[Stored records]
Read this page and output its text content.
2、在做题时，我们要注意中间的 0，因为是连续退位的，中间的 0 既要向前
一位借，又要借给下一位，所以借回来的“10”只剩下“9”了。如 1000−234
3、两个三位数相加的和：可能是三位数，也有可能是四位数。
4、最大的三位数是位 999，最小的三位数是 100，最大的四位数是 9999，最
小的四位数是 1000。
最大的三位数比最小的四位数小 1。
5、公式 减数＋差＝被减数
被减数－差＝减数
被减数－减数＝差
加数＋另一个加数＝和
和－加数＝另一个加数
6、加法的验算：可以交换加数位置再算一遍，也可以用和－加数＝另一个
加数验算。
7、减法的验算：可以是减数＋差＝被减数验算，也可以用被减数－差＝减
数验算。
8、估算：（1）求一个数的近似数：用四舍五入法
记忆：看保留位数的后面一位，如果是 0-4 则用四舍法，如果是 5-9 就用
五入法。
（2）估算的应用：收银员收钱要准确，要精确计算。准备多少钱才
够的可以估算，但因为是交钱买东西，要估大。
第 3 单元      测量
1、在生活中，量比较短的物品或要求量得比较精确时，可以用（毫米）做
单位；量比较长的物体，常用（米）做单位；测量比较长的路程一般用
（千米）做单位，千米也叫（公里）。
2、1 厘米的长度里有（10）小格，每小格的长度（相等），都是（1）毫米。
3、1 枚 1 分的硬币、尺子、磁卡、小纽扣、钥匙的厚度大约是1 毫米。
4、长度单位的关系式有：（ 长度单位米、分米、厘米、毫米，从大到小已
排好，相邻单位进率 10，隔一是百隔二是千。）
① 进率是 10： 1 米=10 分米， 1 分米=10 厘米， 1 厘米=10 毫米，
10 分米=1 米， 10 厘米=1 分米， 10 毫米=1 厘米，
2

**Exercise aim**
Please reproduce each record precisely as written.

**Right answer**
Read this page and output its text content.
2、在做题时，我们要注意中间的 0，因为是连续退位的，中间的 0 既要向前
一位借，又要借给下一位，所以借回来的“10”只剩下“9”了。如 1000−234
3、两个三位数相加的和：可能是三位数，也有可能是四位数。
4、最大的三位数是位 999，最小的三位数是 100，最大的四位数是 9999，最
小的四位数是 1000。
最大的三位数比最小的四位数小 1。
5、公式 减数＋差＝被减数
被减数－差＝减数
被减数－减数＝差
加数＋另一个加数＝和
和－加数＝另一个加数
6、加法的验算：可以交换加数位置再算一遍，也可以用和－加数＝另一个
加数验算。
7、减法的验算：可以是减数＋差＝被减数验算，也可以用被减数－差＝减
数验算。
8、估算：（1）求一个数的近似数：用四舍五入法
记忆：看保留位数的后面一位，如果是 0-4 则用四舍法，如果是 5-9 就用
五入法。
（2）估算的应用：收银员收钱要准确，要精确计算。准备多少钱才
够的可以估算，但因为是交钱买东西，要估大。
第 3 单元      测量
1、在生活中，量比较短的物品或要求量得比较精确时，可以用（毫米）做
单位；量比较长的物体，常用（米）做单位；测量比较长的路程一般用
（千米）做单位，千米也叫（公里）。
2、1 厘米的长度里有（10）小格，每小格的长度（相等），都是（1）毫米。
3、1 枚 1 分的硬币、尺子、磁卡、小纽扣、钥匙的厚度大约是1 毫米。
4、长度单位的关系式有：（ 长度单位米、分米、厘米、毫米，从大到小已
排好，相邻单位进率 10，隔一是百隔二是千。）
① 进率是 10： 1 米=10 分米， 1 分米=10 厘米， 1 厘米=10 毫米，
10 分米=1 米， 10 厘米=1 分米， 10 毫米=1 厘米，
2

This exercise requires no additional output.